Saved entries
----

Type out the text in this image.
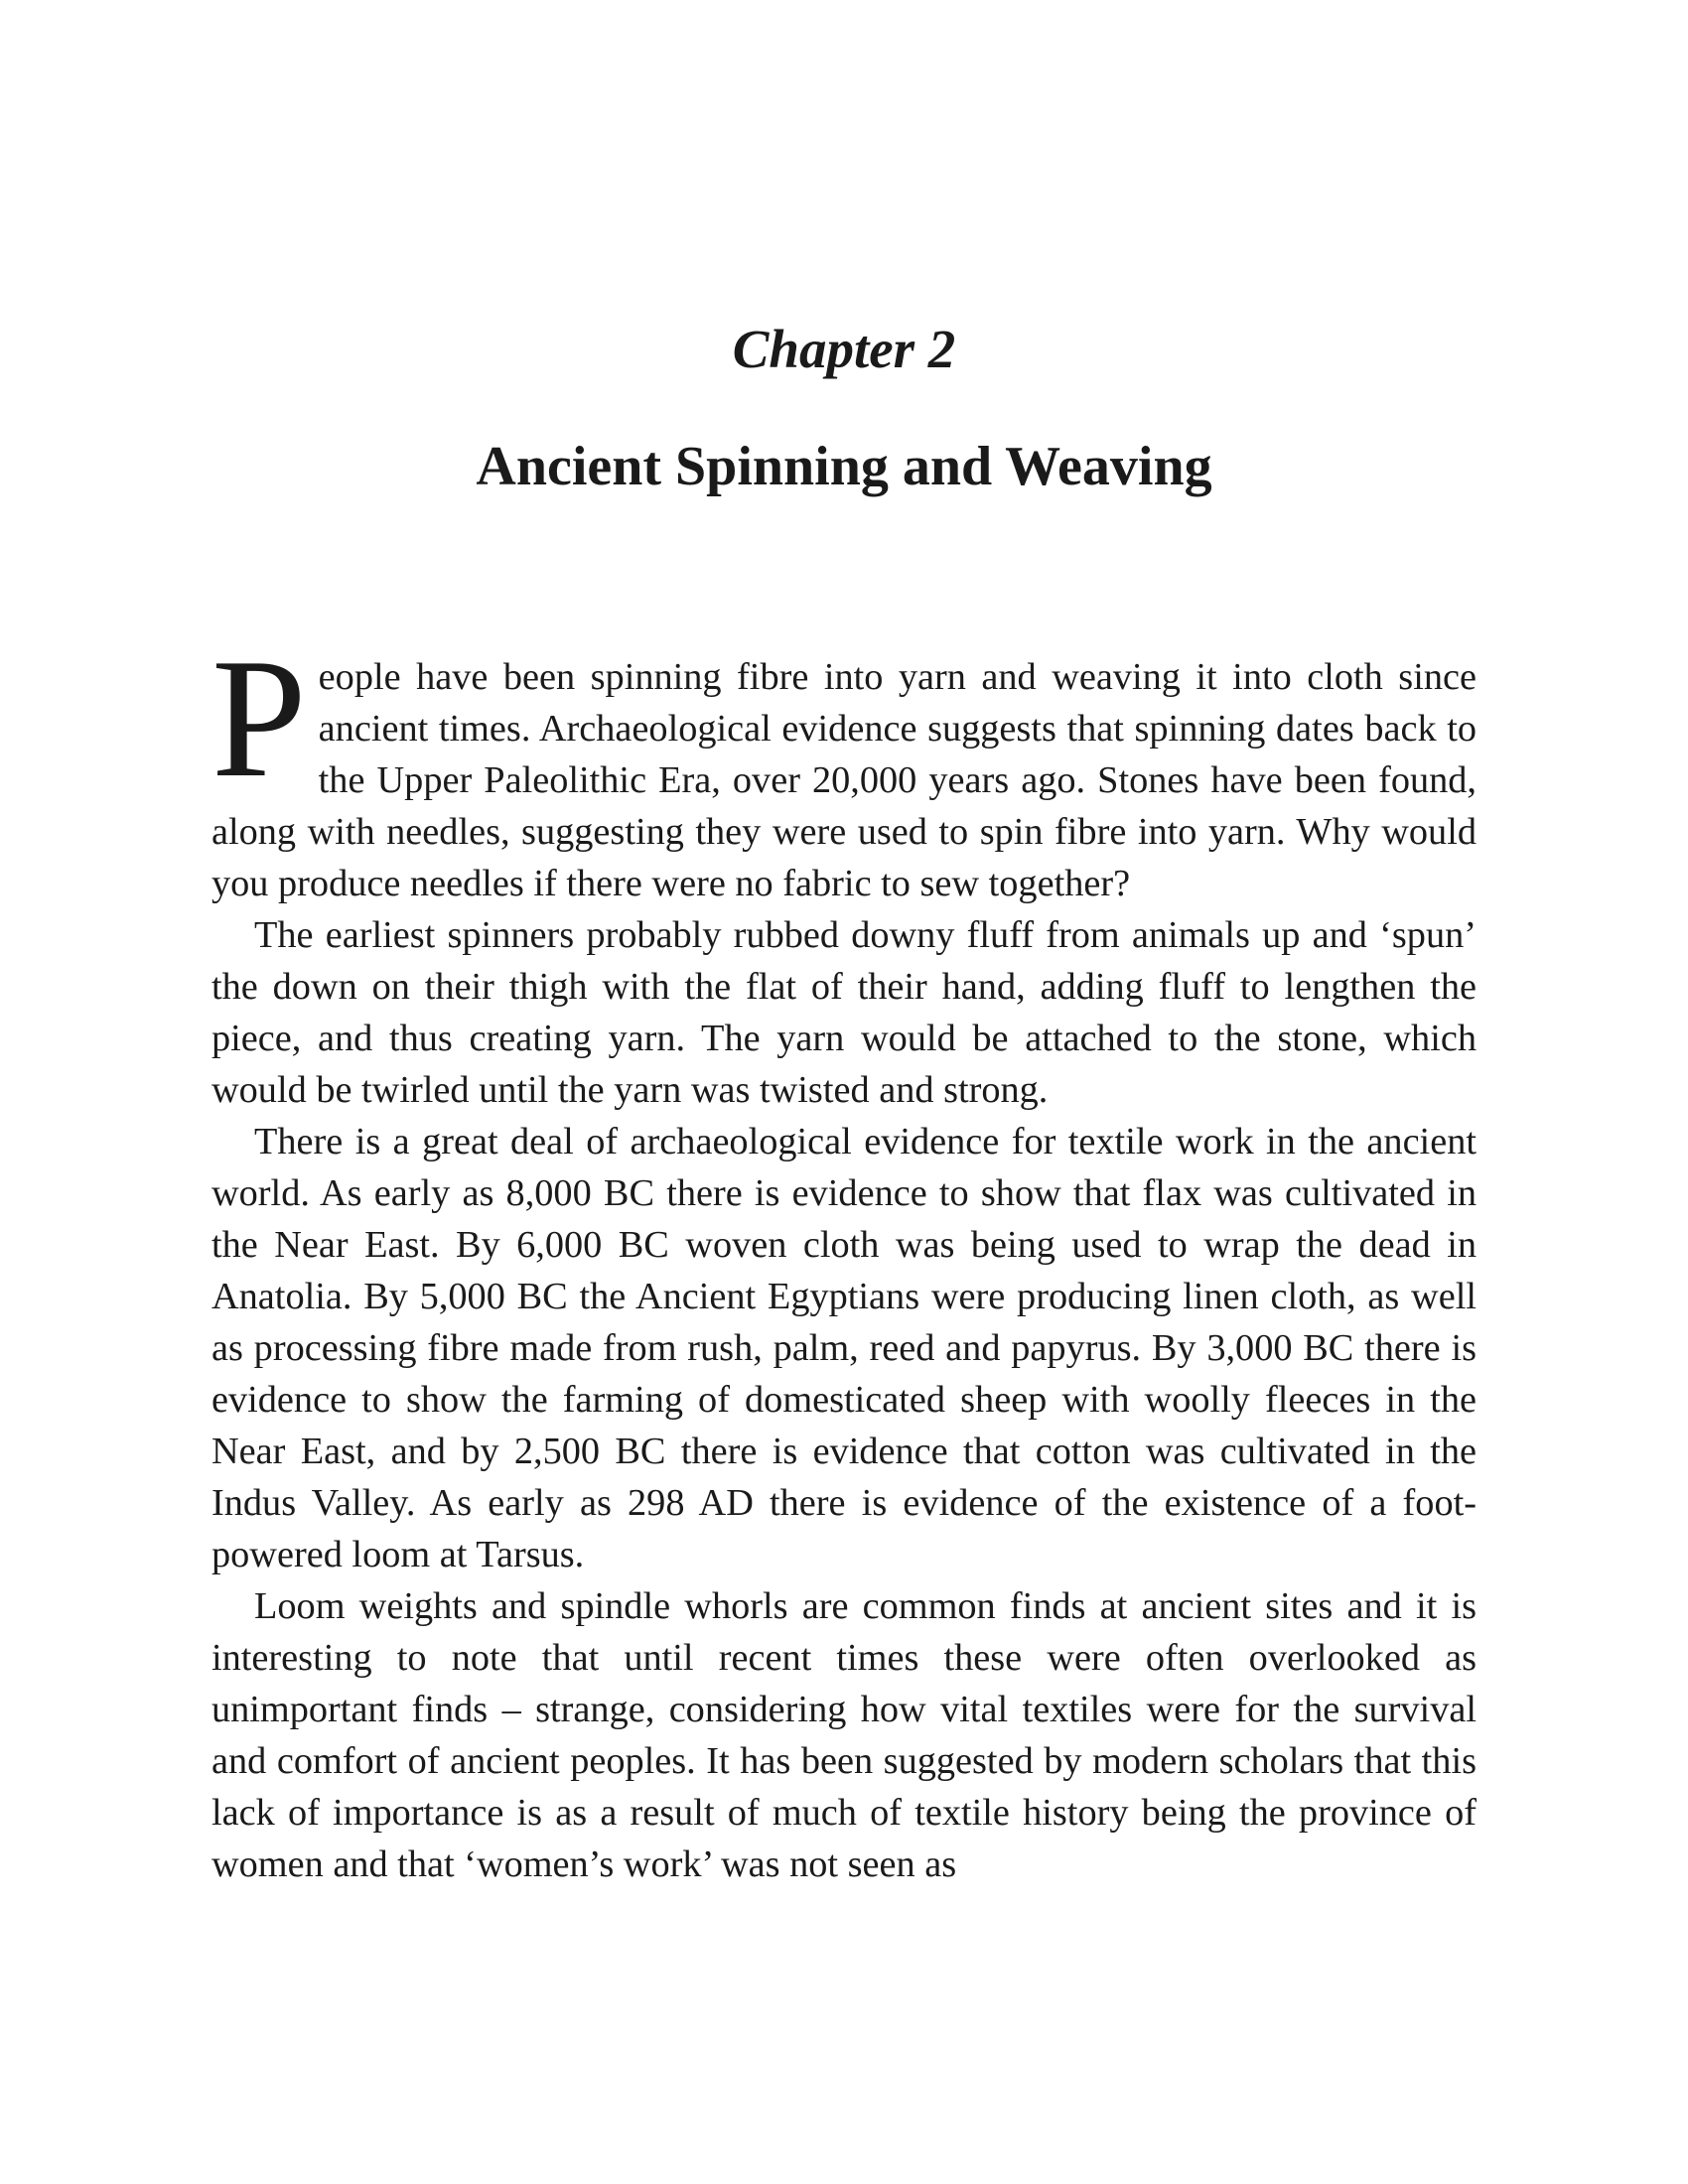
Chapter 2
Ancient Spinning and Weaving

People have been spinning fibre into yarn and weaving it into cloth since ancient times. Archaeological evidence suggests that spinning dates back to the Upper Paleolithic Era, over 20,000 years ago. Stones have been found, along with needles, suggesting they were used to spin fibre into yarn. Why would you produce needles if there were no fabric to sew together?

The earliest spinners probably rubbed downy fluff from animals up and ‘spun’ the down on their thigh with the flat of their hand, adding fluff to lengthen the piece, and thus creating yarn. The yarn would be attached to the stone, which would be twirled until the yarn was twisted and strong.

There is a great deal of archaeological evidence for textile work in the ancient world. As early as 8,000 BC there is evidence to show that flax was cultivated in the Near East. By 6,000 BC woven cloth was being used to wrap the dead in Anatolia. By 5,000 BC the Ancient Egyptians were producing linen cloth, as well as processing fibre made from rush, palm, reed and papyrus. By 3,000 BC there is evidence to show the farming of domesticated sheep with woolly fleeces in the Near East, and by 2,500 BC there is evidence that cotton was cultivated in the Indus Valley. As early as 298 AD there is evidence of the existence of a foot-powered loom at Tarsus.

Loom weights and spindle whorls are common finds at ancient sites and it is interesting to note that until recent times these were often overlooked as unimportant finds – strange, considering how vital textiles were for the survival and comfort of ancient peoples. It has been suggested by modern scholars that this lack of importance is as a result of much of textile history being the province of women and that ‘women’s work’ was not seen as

----

▸ WRITTEN INSTRUCTION
The records above are to be restated exactly, without their pictures.

▸ RESPONSE FOR THIS EXERCISE
Type out the text in this image.
Chapter 2
Ancient Spinning and Weaving

People have been spinning fibre into yarn and weaving it into cloth since ancient times. Archaeological evidence suggests that spinning dates back to the Upper Paleolithic Era, over 20,000 years ago. Stones have been found, along with needles, suggesting they were used to spin fibre into yarn. Why would you produce needles if there were no fabric to sew together?

The earliest spinners probably rubbed downy fluff from animals up and ‘spun’ the down on their thigh with the flat of their hand, adding fluff to lengthen the piece, and thus creating yarn. The yarn would be attached to the stone, which would be twirled until the yarn was twisted and strong.

There is a great deal of archaeological evidence for textile work in the ancient world. As early as 8,000 BC there is evidence to show that flax was cultivated in the Near East. By 6,000 BC woven cloth was being used to wrap the dead in Anatolia. By 5,000 BC the Ancient Egyptians were producing linen cloth, as well as processing fibre made from rush, palm, reed and papyrus. By 3,000 BC there is evidence to show the farming of domesticated sheep with woolly fleeces in the Near East, and by 2,500 BC there is evidence that cotton was cultivated in the Indus Valley. As early as 298 AD there is evidence of the existence of a foot-powered loom at Tarsus.

Loom weights and spindle whorls are common finds at ancient sites and it is interesting to note that until recent times these were often overlooked as unimportant finds – strange, considering how vital textiles were for the survival and comfort of ancient peoples. It has been suggested by modern scholars that this lack of importance is as a result of much of textile history being the province of women and that ‘women’s work’ was not seen as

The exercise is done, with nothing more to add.